■ **Your task**
Check the listing below line by line and report how many lines hold "delle", with no other words.

■ ■ ■ ■ ■ ■ ■

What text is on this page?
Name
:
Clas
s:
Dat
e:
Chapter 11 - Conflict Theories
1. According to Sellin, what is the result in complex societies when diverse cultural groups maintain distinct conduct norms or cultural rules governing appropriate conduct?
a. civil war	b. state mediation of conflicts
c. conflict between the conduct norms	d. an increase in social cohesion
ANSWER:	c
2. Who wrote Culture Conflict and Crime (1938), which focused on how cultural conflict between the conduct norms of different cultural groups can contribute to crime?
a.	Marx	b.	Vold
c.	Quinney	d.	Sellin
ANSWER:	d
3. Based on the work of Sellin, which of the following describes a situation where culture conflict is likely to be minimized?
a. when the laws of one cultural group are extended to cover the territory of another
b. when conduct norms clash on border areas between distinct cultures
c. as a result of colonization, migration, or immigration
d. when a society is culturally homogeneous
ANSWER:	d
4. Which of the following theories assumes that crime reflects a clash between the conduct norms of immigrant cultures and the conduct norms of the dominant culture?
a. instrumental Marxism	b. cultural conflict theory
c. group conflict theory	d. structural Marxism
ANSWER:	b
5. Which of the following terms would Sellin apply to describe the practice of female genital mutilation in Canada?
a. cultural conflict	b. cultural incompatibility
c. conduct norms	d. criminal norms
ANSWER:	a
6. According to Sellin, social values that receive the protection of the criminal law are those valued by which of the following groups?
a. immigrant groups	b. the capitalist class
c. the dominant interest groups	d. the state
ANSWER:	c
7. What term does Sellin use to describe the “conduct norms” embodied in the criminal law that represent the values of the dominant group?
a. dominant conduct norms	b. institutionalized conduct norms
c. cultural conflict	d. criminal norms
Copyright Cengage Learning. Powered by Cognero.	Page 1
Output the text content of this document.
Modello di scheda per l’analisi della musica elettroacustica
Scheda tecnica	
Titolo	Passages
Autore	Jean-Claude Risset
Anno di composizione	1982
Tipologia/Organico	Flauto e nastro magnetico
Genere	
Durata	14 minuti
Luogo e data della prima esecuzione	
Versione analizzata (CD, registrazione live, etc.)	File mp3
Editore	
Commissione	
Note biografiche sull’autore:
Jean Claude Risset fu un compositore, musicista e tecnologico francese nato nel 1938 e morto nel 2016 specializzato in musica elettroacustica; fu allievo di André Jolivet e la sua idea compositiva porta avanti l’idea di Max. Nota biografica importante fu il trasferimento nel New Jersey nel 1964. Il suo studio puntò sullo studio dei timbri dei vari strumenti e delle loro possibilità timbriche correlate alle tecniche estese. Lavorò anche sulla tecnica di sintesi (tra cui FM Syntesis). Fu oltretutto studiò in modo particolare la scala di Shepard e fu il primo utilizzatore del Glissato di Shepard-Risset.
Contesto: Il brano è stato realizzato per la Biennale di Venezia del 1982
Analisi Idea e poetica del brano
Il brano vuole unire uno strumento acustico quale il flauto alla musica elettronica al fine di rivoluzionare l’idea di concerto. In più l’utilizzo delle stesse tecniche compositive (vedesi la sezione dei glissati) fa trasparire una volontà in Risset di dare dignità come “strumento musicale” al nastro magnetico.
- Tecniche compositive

■ ■ ■ ■ ■ ■ ■

■ **Complete output**
2